WHAT TO DO
In the post below about Oracle Database 11g Release 2 and columnar storage, turn the paragraph that begins "Rows are still used" into a short bulleted list that keeps its main facts.

Oracle Switches To Columnar Store Technology With Oracle Database 11g Release 2?

Published September 1, 2009 oracle 32 Comments

I see fellow OakTable Network member Tanel Poder has blogged that Oracle Database 11g Release 2 has switched to offer columnar store technology. Or at least one could infer that from the post.

I left a comment on Tanel’s blog but would like to make a quick entry here on the topic as well. Oracle Database 11g Release 2 does not offer column-store technology as thought of in the Vertica (for example) sense. The technology, available only with Exadata storage, is called Hybrid Columnar Compression. The word hybrid is important.

Rows are still used. They are stored in an object called a Compression Unit. Compression Units can span multiple blocks. Like values are stored in the compression unit with metadata that maps back to the rows.

So, “hybrid” is the word. But, none of that matters as much as the effectiveness. This form of compression is extremely effective.

32 Responses to “Oracle Switches To Columnar Store Technology With Oracle Database 11g Release 2?”

DATA SHOWN

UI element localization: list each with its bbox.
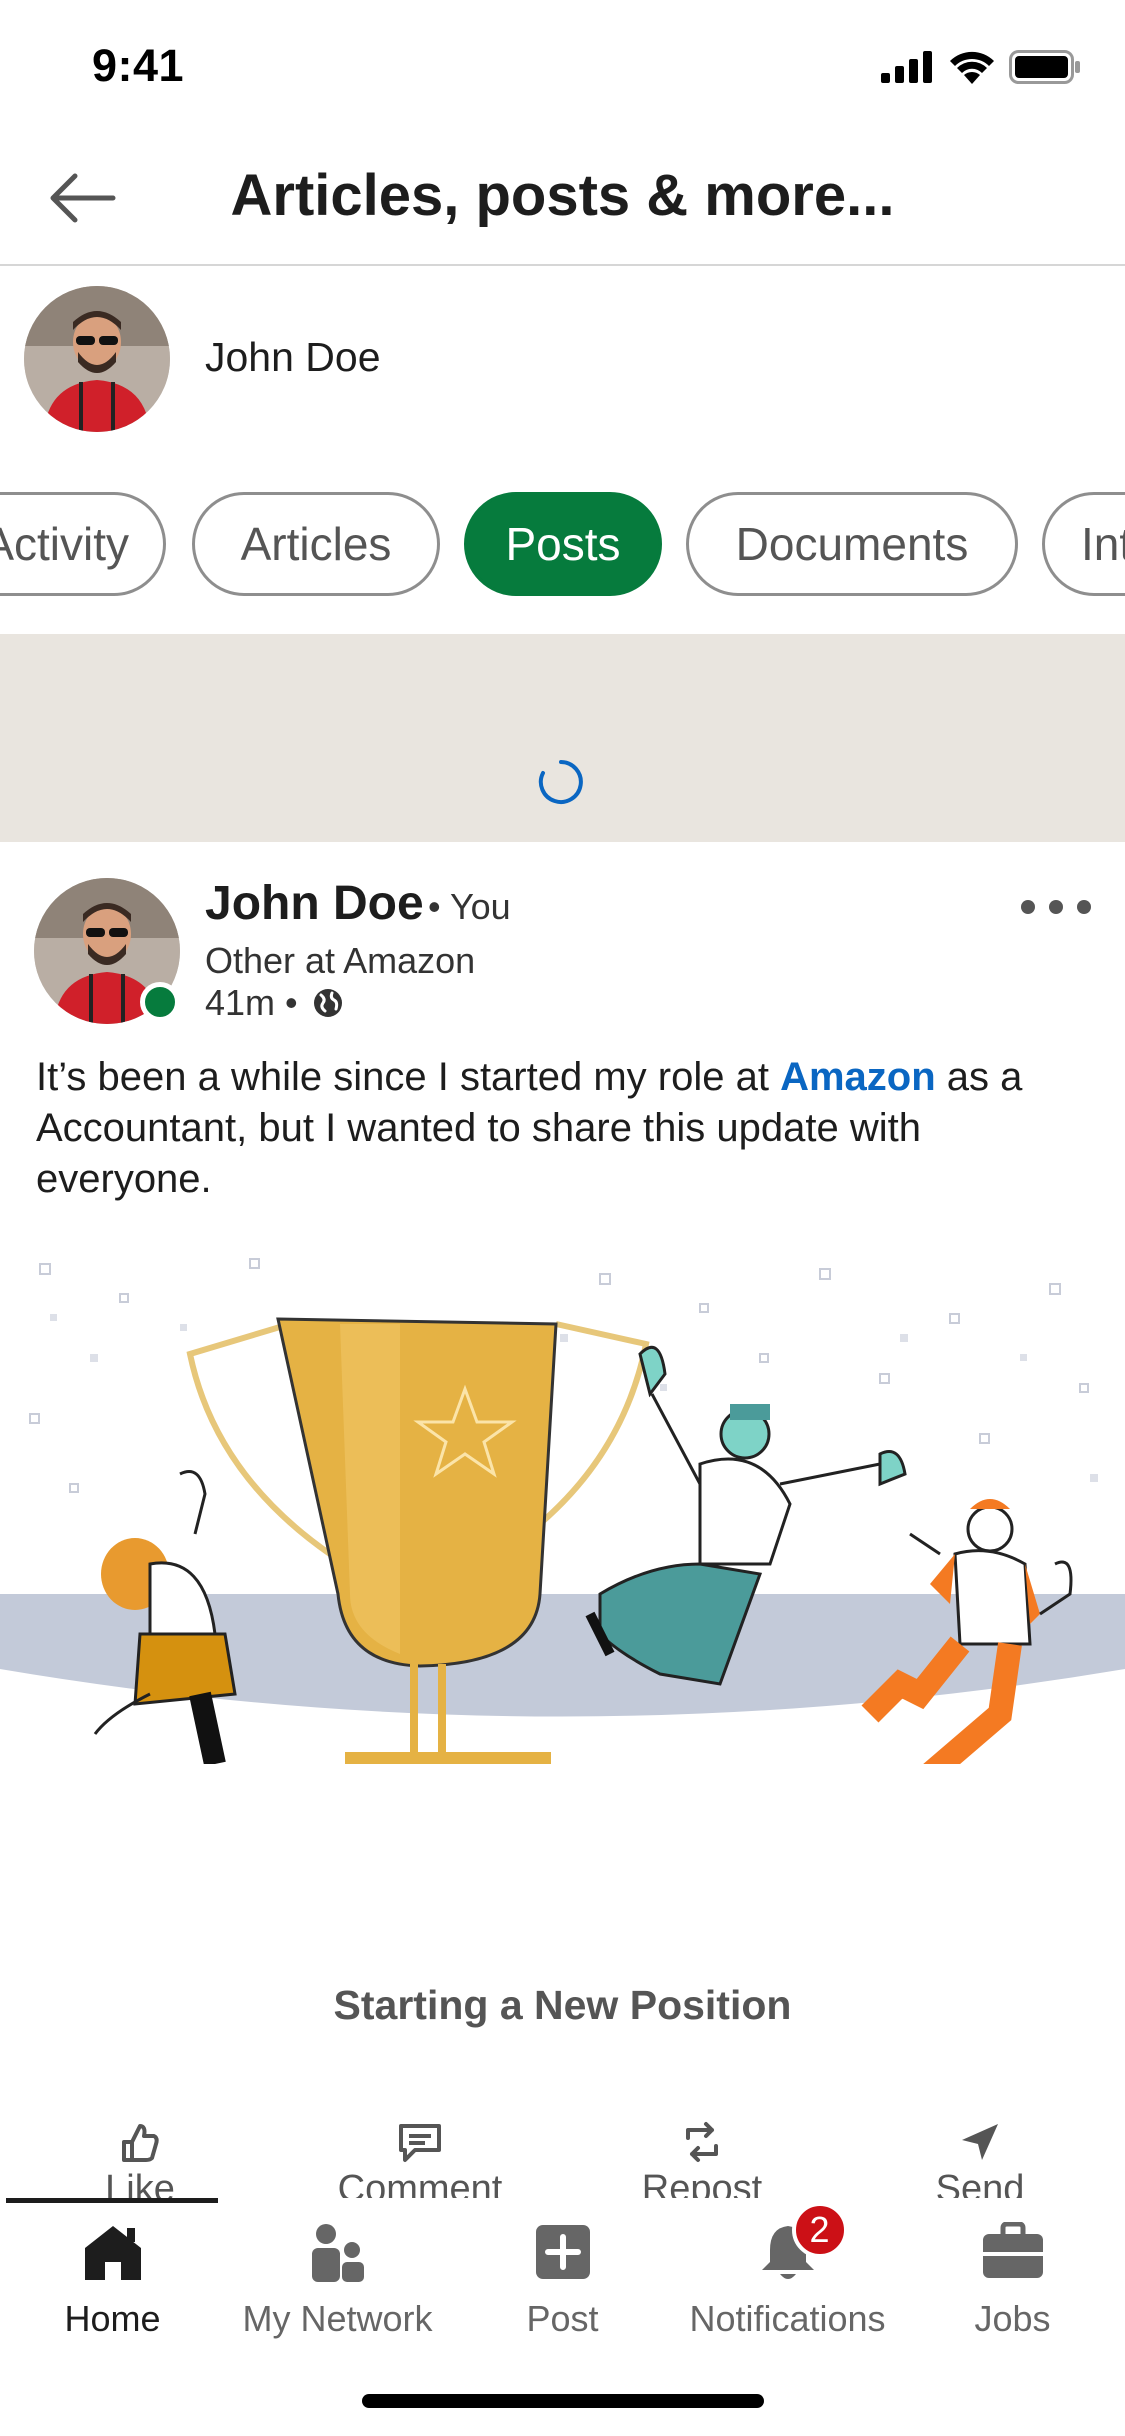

WRITTEN RESPONSE
- Rows are still used.
- They are stored in an object called a Compression Unit.
- A Compression Unit can span multiple blocks.
- Like values are stored in the unit with metadata that maps back to the rows.